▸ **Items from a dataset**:
• • • • •

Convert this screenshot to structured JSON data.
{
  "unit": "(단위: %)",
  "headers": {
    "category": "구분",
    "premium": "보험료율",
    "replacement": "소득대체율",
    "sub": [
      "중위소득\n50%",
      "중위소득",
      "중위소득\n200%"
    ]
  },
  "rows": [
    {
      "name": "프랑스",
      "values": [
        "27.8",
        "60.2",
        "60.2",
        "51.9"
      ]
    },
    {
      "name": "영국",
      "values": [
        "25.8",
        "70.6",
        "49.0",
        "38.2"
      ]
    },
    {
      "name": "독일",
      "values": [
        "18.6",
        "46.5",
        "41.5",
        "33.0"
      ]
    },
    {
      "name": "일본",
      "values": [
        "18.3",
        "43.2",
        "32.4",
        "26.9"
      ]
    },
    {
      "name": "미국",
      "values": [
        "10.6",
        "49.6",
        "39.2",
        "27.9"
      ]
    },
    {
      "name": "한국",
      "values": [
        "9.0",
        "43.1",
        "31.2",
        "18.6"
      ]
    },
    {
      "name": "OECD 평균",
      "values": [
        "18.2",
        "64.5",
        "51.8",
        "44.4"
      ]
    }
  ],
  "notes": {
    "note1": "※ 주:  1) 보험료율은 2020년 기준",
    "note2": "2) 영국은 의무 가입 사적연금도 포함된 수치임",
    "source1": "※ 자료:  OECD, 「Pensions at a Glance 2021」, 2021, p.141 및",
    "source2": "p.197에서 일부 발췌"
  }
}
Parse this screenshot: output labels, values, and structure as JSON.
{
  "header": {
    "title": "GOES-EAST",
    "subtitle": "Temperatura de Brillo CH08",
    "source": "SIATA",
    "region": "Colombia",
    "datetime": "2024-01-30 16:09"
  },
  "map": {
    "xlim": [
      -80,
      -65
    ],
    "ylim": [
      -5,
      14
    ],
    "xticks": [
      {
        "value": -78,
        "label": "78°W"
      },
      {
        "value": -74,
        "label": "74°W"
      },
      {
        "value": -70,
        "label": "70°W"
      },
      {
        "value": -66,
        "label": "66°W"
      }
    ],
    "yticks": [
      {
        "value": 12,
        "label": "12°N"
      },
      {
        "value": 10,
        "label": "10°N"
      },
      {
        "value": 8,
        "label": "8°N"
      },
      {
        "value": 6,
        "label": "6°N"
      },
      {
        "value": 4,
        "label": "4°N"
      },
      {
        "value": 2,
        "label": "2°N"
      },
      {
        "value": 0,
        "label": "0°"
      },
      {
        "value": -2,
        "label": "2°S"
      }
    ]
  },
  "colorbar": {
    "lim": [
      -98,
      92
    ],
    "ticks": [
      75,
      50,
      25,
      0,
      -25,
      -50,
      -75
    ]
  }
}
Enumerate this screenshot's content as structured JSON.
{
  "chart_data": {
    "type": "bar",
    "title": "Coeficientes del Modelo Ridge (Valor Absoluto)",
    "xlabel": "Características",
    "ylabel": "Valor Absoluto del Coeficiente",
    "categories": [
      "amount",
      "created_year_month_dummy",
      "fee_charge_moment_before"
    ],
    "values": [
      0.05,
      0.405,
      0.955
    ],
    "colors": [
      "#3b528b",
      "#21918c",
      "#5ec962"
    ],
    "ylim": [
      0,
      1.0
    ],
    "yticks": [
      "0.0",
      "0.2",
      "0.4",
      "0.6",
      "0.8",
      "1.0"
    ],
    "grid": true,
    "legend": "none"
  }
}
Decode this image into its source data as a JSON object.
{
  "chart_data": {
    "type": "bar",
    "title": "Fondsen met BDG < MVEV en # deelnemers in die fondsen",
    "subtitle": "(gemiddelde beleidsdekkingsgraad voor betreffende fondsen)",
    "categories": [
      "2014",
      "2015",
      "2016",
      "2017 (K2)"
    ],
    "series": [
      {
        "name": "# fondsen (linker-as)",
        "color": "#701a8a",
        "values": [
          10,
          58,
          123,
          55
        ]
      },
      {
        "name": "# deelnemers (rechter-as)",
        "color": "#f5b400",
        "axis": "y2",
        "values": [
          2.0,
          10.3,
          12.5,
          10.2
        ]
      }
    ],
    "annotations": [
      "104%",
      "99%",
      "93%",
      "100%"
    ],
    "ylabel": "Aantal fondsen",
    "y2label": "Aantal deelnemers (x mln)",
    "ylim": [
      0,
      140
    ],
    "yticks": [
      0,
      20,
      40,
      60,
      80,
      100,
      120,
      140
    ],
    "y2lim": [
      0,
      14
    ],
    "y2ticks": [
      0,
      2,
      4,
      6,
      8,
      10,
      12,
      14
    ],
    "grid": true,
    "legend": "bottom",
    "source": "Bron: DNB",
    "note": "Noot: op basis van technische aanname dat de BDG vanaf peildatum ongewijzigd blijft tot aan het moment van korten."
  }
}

• • • • •

▸ **STATED GOAL**:
Reproduce the entire listing word for word.

▸ **THE REPLY**:
Convert this screenshot to structured JSON data.
{
  "unit": "(단위: %)",
  "headers": {
    "category": "구분",
    "premium": "보험료율",
    "replacement": "소득대체율",
    "sub": [
      "중위소득\n50%",
      "중위소득",
      "중위소득\n200%"
    ]
  },
  "rows": [
    {
      "name": "프랑스",
      "values": [
        "27.8",
        "60.2",
        "60.2",
        "51.9"
      ]
    },
    {
      "name": "영국",
      "values": [
        "25.8",
        "70.6",
        "49.0",
        "38.2"
      ]
    },
    {
      "name": "독일",
      "values": [
        "18.6",
        "46.5",
        "41.5",
        "33.0"
      ]
    },
    {
      "name": "일본",
      "values": [
        "18.3",
        "43.2",
        "32.4",
        "26.9"
      ]
    },
    {
      "name": "미국",
      "values": [
        "10.6",
        "49.6",
        "39.2",
        "27.9"
      ]
    },
    {
      "name": "한국",
      "values": [
        "9.0",
        "43.1",
        "31.2",
        "18.6"
      ]
    },
    {
      "name": "OECD 평균",
      "values": [
        "18.2",
        "64.5",
        "51.8",
        "44.4"
      ]
    }
  ],
  "notes": {
    "note1": "※ 주:  1) 보험료율은 2020년 기준",
    "note2": "2) 영국은 의무 가입 사적연금도 포함된 수치임",
    "source1": "※ 자료:  OECD, 「Pensions at a Glance 2021」, 2021, p.141 및",
    "source2": "p.197에서 일부 발췌"
  }
}
Parse this screenshot: output labels, values, and structure as JSON.
{
  "header": {
    "title": "GOES-EAST",
    "subtitle": "Temperatura de Brillo CH08",
    "source": "SIATA",
    "region": "Colombia",
    "datetime": "2024-01-30 16:09"
  },
  "map": {
    "xlim": [
      -80,
      -65
    ],
    "ylim": [
      -5,
      14
    ],
    "xticks": [
      {
        "value": -78,
        "label": "78°W"
      },
      {
        "value": -74,
        "label": "74°W"
      },
      {
        "value": -70,
        "label": "70°W"
      },
      {
        "value": -66,
        "label": "66°W"
      }
    ],
    "yticks": [
      {
        "value": 12,
        "label": "12°N"
      },
      {
        "value": 10,
        "label": "10°N"
      },
      {
        "value": 8,
        "label": "8°N"
      },
      {
        "value": 6,
        "label": "6°N"
      },
      {
        "value": 4,
        "label": "4°N"
      },
      {
        "value": 2,
        "label": "2°N"
      },
      {
        "value": 0,
        "label": "0°"
      },
      {
        "value": -2,
        "label": "2°S"
      }
    ]
  },
  "colorbar": {
    "lim": [
      -98,
      92
    ],
    "ticks": [
      75,
      50,
      25,
      0,
      -25,
      -50,
      -75
    ]
  }
}
Enumerate this screenshot's content as structured JSON.
{
  "chart_data": {
    "type": "bar",
    "title": "Coeficientes del Modelo Ridge (Valor Absoluto)",
    "xlabel": "Características",
    "ylabel": "Valor Absoluto del Coeficiente",
    "categories": [
      "amount",
      "created_year_month_dummy",
      "fee_charge_moment_before"
    ],
    "values": [
      0.05,
      0.405,
      0.955
    ],
    "colors": [
      "#3b528b",
      "#21918c",
      "#5ec962"
    ],
    "ylim": [
      0,
      1.0
    ],
    "yticks": [
      "0.0",
      "0.2",
      "0.4",
      "0.6",
      "0.8",
      "1.0"
    ],
    "grid": true,
    "legend": "none"
  }
}
Decode this image into its source data as a JSON object.
{
  "chart_data": {
    "type": "bar",
    "title": "Fondsen met BDG < MVEV en # deelnemers in die fondsen",
    "subtitle": "(gemiddelde beleidsdekkingsgraad voor betreffende fondsen)",
    "categories": [
      "2014",
      "2015",
      "2016",
      "2017 (K2)"
    ],
    "series": [
      {
        "name": "# fondsen (linker-as)",
        "color": "#701a8a",
        "values": [
          10,
          58,
          123,
          55
        ]
      },
      {
        "name": "# deelnemers (rechter-as)",
        "color": "#f5b400",
        "axis": "y2",
        "values": [
          2.0,
          10.3,
          12.5,
          10.2
        ]
      }
    ],
    "annotations": [
      "104%",
      "99%",
      "93%",
      "100%"
    ],
    "ylabel": "Aantal fondsen",
    "y2label": "Aantal deelnemers (x mln)",
    "ylim": [
      0,
      140
    ],
    "yticks": [
      0,
      20,
      40,
      60,
      80,
      100,
      120,
      140
    ],
    "y2lim": [
      0,
      14
    ],
    "y2ticks": [
      0,
      2,
      4,
      6,
      8,
      10,
      12,
      14
    ],
    "grid": true,
    "legend": "bottom",
    "source": "Bron: DNB",
    "note": "Noot: op basis van technische aanname dat de BDG vanaf peildatum ongewijzigd blijft tot aan het moment van korten."
  }
}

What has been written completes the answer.